INSTRUCTIONS TO FOLLOW → Copy each line that holds "Name".

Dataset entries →
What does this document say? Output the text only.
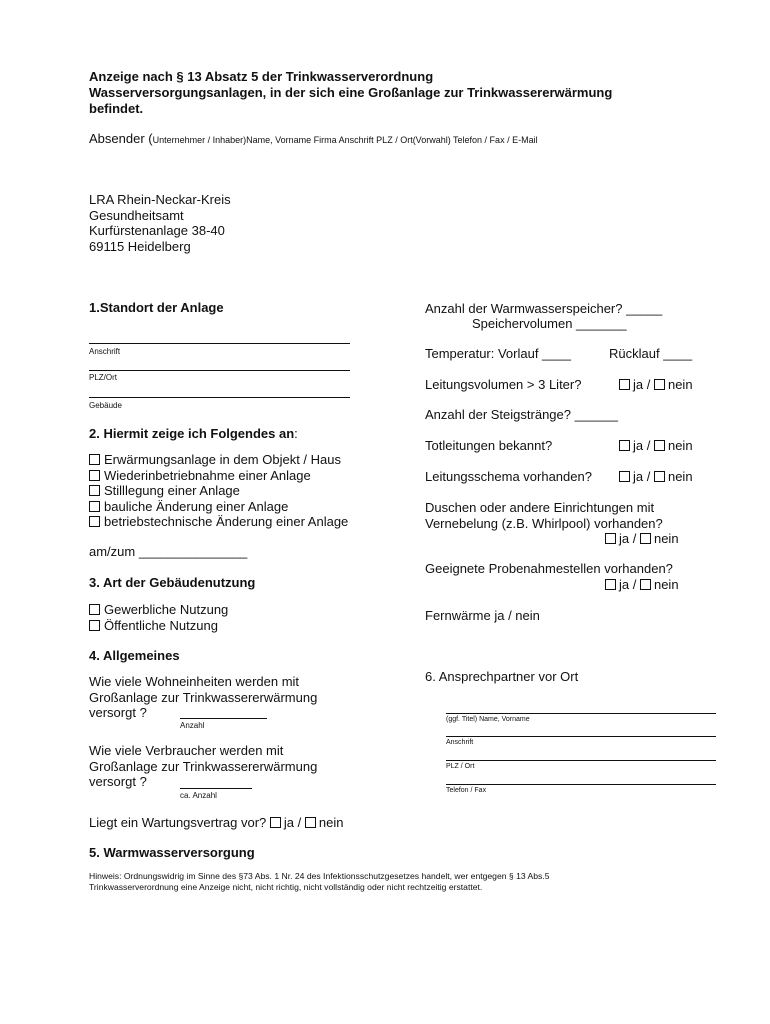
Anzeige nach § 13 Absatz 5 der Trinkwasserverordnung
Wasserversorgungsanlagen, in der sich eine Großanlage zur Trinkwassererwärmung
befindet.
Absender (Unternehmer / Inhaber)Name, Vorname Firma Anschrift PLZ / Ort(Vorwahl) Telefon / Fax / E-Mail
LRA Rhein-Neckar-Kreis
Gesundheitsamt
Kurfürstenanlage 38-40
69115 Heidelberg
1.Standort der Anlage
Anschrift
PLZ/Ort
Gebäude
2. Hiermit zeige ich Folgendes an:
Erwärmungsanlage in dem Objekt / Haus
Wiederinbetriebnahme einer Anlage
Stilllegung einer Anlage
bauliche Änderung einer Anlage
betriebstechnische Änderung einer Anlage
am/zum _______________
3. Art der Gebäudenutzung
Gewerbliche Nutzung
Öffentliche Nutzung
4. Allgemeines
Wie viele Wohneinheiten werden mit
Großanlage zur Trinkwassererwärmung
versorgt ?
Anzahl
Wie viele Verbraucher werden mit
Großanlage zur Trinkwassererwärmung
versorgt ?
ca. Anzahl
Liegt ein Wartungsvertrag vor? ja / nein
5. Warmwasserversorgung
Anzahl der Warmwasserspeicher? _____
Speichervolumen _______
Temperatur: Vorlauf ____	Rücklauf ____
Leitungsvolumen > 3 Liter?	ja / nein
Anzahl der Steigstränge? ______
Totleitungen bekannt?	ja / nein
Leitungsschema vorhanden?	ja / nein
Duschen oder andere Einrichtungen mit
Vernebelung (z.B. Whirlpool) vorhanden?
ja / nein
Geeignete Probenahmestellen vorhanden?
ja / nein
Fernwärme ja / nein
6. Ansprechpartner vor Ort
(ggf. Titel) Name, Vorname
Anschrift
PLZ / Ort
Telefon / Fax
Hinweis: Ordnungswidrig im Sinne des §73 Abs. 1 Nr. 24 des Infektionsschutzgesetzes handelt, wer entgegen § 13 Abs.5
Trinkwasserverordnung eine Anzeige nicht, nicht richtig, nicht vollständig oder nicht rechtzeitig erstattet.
...
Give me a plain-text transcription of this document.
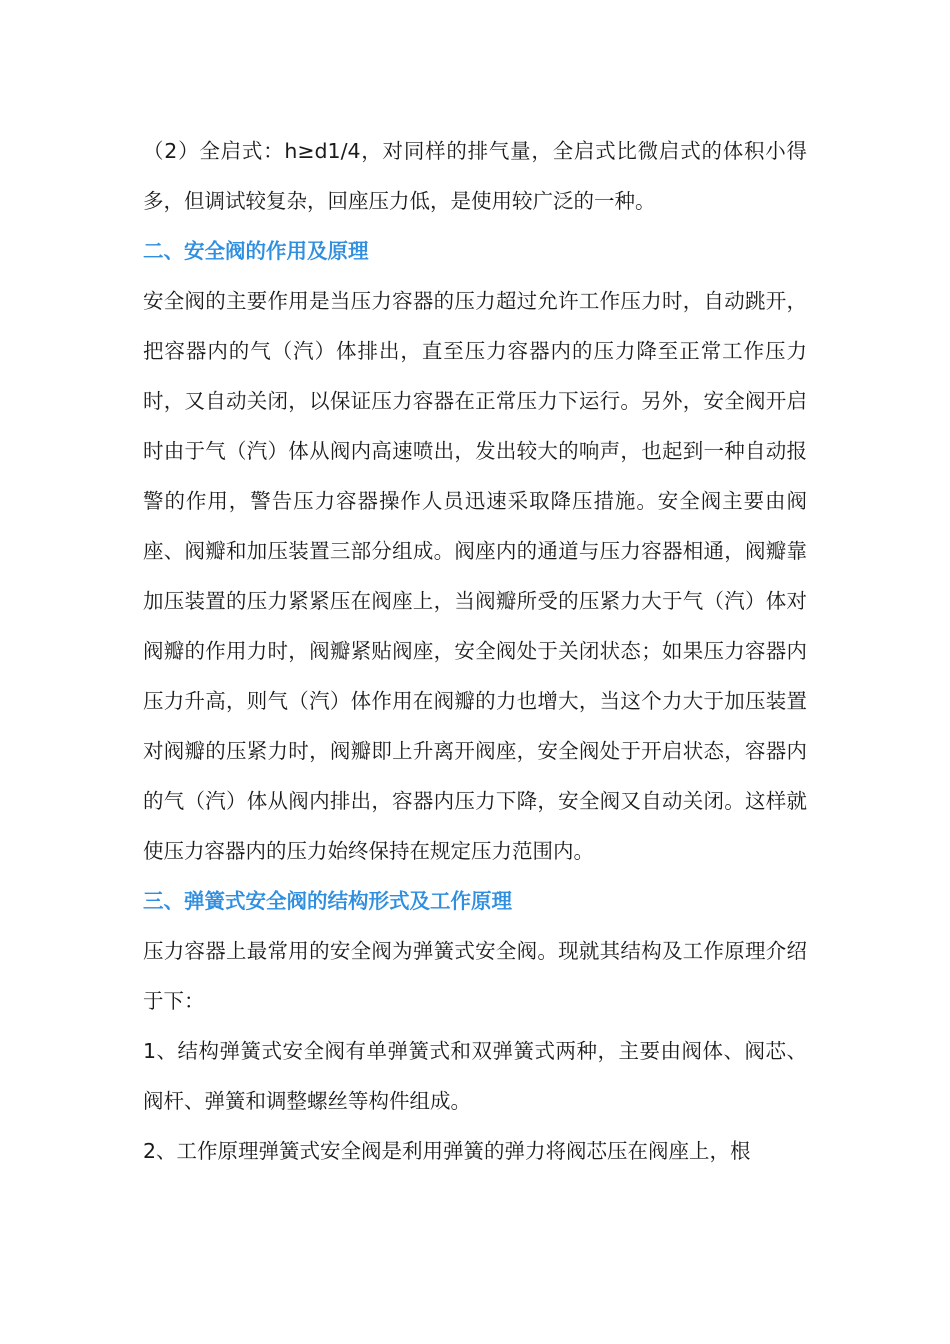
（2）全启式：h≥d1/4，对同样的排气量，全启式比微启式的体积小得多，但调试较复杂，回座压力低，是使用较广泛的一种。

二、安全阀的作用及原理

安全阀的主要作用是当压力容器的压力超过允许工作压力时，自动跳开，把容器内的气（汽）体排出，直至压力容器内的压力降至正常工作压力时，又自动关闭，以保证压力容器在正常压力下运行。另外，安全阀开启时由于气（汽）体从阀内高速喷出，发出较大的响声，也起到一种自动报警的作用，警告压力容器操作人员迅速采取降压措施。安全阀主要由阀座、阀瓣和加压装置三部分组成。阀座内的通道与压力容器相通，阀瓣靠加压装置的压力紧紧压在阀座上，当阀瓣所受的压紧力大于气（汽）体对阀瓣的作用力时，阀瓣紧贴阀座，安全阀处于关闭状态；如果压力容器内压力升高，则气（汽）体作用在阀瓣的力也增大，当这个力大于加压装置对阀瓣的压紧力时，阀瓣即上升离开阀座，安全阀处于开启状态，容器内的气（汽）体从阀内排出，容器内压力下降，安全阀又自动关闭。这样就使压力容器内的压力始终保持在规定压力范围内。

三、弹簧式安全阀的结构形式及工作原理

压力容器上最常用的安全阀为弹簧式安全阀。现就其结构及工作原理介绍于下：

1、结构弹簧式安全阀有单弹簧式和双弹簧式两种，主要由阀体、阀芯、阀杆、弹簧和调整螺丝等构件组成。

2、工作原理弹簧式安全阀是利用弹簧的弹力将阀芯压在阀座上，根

RESPONSE TO THIS TASK →
Absender (Unternehmer / Inhaber)Name, Vorname Firma Anschrift PLZ / Ort(Vorwahl) Telefon / Fax / E-Mail
(ggf. Titel) Name, Vorname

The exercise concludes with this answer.